→ Data provided

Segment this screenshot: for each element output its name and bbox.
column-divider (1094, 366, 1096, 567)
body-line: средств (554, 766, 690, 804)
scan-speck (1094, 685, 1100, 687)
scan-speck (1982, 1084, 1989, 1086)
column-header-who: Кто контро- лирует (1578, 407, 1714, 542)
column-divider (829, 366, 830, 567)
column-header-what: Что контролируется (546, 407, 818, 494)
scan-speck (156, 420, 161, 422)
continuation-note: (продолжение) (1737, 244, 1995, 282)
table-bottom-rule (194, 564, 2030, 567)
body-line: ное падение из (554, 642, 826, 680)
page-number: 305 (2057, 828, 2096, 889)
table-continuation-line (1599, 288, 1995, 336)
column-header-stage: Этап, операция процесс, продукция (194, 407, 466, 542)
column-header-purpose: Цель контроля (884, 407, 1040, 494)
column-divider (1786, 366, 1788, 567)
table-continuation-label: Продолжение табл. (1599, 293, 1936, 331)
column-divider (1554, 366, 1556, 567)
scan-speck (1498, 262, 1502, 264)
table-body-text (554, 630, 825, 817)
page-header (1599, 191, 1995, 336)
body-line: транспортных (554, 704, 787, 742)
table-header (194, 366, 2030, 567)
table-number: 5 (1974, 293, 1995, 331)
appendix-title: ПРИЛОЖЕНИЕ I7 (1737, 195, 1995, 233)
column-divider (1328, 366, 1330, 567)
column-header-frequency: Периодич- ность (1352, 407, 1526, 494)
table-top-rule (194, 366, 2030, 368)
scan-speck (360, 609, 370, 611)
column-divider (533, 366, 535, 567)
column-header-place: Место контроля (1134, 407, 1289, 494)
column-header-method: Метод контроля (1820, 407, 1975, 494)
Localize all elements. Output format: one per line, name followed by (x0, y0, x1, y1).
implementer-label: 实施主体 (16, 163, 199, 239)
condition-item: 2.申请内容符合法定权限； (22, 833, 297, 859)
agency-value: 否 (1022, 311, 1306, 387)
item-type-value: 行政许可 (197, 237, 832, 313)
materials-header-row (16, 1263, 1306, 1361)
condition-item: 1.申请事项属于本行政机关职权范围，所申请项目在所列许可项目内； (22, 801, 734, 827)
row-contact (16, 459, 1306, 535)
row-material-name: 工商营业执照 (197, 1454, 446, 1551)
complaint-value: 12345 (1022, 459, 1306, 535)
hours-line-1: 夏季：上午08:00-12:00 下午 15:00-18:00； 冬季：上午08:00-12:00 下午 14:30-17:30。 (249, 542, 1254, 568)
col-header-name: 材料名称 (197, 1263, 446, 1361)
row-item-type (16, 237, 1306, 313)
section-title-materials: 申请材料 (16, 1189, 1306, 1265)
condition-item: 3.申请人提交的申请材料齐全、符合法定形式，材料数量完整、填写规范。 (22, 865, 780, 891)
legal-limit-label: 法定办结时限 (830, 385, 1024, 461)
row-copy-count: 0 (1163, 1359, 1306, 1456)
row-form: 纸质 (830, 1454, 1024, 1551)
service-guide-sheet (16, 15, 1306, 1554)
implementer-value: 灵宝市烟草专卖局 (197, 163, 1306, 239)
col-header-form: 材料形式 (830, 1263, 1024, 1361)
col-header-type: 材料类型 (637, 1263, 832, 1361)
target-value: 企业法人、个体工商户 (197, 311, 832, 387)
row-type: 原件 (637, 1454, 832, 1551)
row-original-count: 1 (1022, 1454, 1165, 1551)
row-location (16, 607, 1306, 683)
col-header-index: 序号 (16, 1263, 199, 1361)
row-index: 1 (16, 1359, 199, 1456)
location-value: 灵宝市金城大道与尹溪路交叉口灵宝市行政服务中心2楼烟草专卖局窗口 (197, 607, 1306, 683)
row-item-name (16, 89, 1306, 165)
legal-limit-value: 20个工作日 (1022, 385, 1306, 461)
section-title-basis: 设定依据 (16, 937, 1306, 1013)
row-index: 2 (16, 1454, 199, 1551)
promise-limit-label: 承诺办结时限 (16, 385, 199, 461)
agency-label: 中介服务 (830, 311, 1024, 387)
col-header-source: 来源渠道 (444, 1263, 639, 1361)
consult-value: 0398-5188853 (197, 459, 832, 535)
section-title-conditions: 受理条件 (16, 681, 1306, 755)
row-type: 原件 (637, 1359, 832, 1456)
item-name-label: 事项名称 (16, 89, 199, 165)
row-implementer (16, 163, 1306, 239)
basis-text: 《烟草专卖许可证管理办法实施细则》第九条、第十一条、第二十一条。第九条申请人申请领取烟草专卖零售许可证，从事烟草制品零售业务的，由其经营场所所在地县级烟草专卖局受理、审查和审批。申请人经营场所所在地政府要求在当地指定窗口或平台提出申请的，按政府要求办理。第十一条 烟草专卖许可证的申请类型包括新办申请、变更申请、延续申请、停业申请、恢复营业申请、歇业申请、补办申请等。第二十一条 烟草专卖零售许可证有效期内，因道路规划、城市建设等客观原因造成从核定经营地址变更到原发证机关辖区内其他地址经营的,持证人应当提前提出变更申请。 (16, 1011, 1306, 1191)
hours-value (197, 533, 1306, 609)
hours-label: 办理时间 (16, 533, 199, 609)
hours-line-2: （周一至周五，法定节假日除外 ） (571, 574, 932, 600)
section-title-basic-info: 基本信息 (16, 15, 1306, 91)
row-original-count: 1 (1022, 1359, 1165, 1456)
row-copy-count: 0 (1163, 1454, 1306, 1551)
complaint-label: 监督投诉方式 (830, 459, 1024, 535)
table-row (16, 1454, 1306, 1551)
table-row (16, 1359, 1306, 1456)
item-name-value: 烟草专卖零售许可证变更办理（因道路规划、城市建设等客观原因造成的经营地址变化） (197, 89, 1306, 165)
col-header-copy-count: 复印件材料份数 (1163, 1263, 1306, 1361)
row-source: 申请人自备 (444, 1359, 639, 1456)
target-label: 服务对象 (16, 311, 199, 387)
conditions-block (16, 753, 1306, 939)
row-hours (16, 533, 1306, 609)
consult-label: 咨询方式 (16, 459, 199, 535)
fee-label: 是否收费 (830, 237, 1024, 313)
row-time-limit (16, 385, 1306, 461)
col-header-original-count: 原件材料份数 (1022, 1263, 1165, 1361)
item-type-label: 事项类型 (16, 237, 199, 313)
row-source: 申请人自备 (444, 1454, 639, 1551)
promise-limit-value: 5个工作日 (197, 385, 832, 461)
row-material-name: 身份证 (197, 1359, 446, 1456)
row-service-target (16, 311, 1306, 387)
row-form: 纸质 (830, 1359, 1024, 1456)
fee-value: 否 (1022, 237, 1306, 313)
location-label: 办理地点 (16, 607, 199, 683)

→ Stated goal
Copy out all of the data above line for line, changing nothing.

→ Task response
Segment this screenshot: for each element output its name and bbox.
column-divider (1094, 366, 1096, 567)
body-line: средств (554, 766, 690, 804)
scan-speck (1094, 685, 1100, 687)
scan-speck (1982, 1084, 1989, 1086)
column-header-who: Кто контро- лирует (1578, 407, 1714, 542)
column-divider (829, 366, 830, 567)
column-header-what: Что контролируется (546, 407, 818, 494)
scan-speck (156, 420, 161, 422)
continuation-note: (продолжение) (1737, 244, 1995, 282)
table-bottom-rule (194, 564, 2030, 567)
body-line: ное падение из (554, 642, 826, 680)
page-number: 305 (2057, 828, 2096, 889)
table-continuation-line (1599, 288, 1995, 336)
column-header-stage: Этап, операция процесс, продукция (194, 407, 466, 542)
column-header-purpose: Цель контроля (884, 407, 1040, 494)
column-divider (1786, 366, 1788, 567)
table-continuation-label: Продолжение табл. (1599, 293, 1936, 331)
column-divider (1554, 366, 1556, 567)
scan-speck (1498, 262, 1502, 264)
table-body-text (554, 630, 825, 817)
page-header (1599, 191, 1995, 336)
body-line: транспортных (554, 704, 787, 742)
table-header (194, 366, 2030, 567)
table-number: 5 (1974, 293, 1995, 331)
appendix-title: ПРИЛОЖЕНИЕ I7 (1737, 195, 1995, 233)
column-divider (1328, 366, 1330, 567)
column-header-frequency: Периодич- ность (1352, 407, 1526, 494)
table-top-rule (194, 366, 2030, 368)
scan-speck (360, 609, 370, 611)
column-divider (533, 366, 535, 567)
column-header-place: Место контроля (1134, 407, 1289, 494)
column-header-method: Метод контроля (1820, 407, 1975, 494)
Localize all elements. Output format: one per line, name followed by (x0, y0, x1, y1).
implementer-label: 实施主体 (16, 163, 199, 239)
condition-item: 2.申请内容符合法定权限； (22, 833, 297, 859)
agency-value: 否 (1022, 311, 1306, 387)
item-type-value: 行政许可 (197, 237, 832, 313)
materials-header-row (16, 1263, 1306, 1361)
condition-item: 1.申请事项属于本行政机关职权范围，所申请项目在所列许可项目内； (22, 801, 734, 827)
row-contact (16, 459, 1306, 535)
row-material-name: 工商营业执照 (197, 1454, 446, 1551)
complaint-value: 12345 (1022, 459, 1306, 535)
hours-line-1: 夏季：上午08:00-12:00 下午 15:00-18:00； 冬季：上午08:00-12:00 下午 14:30-17:30。 (249, 542, 1254, 568)
col-header-name: 材料名称 (197, 1263, 446, 1361)
row-item-type (16, 237, 1306, 313)
section-title-materials: 申请材料 (16, 1189, 1306, 1265)
condition-item: 3.申请人提交的申请材料齐全、符合法定形式，材料数量完整、填写规范。 (22, 865, 780, 891)
legal-limit-label: 法定办结时限 (830, 385, 1024, 461)
row-copy-count: 0 (1163, 1359, 1306, 1456)
row-form: 纸质 (830, 1454, 1024, 1551)
service-guide-sheet (16, 15, 1306, 1554)
implementer-value: 灵宝市烟草专卖局 (197, 163, 1306, 239)
col-header-form: 材料形式 (830, 1263, 1024, 1361)
col-header-type: 材料类型 (637, 1263, 832, 1361)
target-value: 企业法人、个体工商户 (197, 311, 832, 387)
row-type: 原件 (637, 1454, 832, 1551)
row-original-count: 1 (1022, 1454, 1165, 1551)
row-location (16, 607, 1306, 683)
col-header-index: 序号 (16, 1263, 199, 1361)
row-index: 1 (16, 1359, 199, 1456)
location-value: 灵宝市金城大道与尹溪路交叉口灵宝市行政服务中心2楼烟草专卖局窗口 (197, 607, 1306, 683)
row-item-name (16, 89, 1306, 165)
legal-limit-value: 20个工作日 (1022, 385, 1306, 461)
section-title-basis: 设定依据 (16, 937, 1306, 1013)
row-index: 2 (16, 1454, 199, 1551)
promise-limit-label: 承诺办结时限 (16, 385, 199, 461)
agency-label: 中介服务 (830, 311, 1024, 387)
col-header-source: 来源渠道 (444, 1263, 639, 1361)
consult-value: 0398-5188853 (197, 459, 832, 535)
section-title-conditions: 受理条件 (16, 681, 1306, 755)
row-type: 原件 (637, 1359, 832, 1456)
item-name-label: 事项名称 (16, 89, 199, 165)
row-implementer (16, 163, 1306, 239)
basis-text: 《烟草专卖许可证管理办法实施细则》第九条、第十一条、第二十一条。第九条申请人申请领取烟草专卖零售许可证，从事烟草制品零售业务的，由其经营场所所在地县级烟草专卖局受理、审查和审批。申请人经营场所所在地政府要求在当地指定窗口或平台提出申请的，按政府要求办理。第十一条 烟草专卖许可证的申请类型包括新办申请、变更申请、延续申请、停业申请、恢复营业申请、歇业申请、补办申请等。第二十一条 烟草专卖零售许可证有效期内，因道路规划、城市建设等客观原因造成从核定经营地址变更到原发证机关辖区内其他地址经营的,持证人应当提前提出变更申请。 (16, 1011, 1306, 1191)
hours-value (197, 533, 1306, 609)
hours-label: 办理时间 (16, 533, 199, 609)
hours-line-2: （周一至周五，法定节假日除外 ） (571, 574, 932, 600)
section-title-basic-info: 基本信息 (16, 15, 1306, 91)
row-original-count: 1 (1022, 1359, 1165, 1456)
row-copy-count: 0 (1163, 1454, 1306, 1551)
complaint-label: 监督投诉方式 (830, 459, 1024, 535)
table-row (16, 1454, 1306, 1551)
table-row (16, 1359, 1306, 1456)
item-name-value: 烟草专卖零售许可证变更办理（因道路规划、城市建设等客观原因造成的经营地址变化） (197, 89, 1306, 165)
col-header-copy-count: 复印件材料份数 (1163, 1263, 1306, 1361)
row-source: 申请人自备 (444, 1359, 639, 1456)
target-label: 服务对象 (16, 311, 199, 387)
conditions-block (16, 753, 1306, 939)
row-hours (16, 533, 1306, 609)
consult-label: 咨询方式 (16, 459, 199, 535)
fee-label: 是否收费 (830, 237, 1024, 313)
row-time-limit (16, 385, 1306, 461)
col-header-original-count: 原件材料份数 (1022, 1263, 1165, 1361)
item-type-label: 事项类型 (16, 237, 199, 313)
row-source: 申请人自备 (444, 1454, 639, 1551)
promise-limit-value: 5个工作日 (197, 385, 832, 461)
row-material-name: 身份证 (197, 1359, 446, 1456)
row-service-target (16, 311, 1306, 387)
row-form: 纸质 (830, 1359, 1024, 1456)
fee-value: 否 (1022, 237, 1306, 313)
location-label: 办理地点 (16, 607, 199, 683)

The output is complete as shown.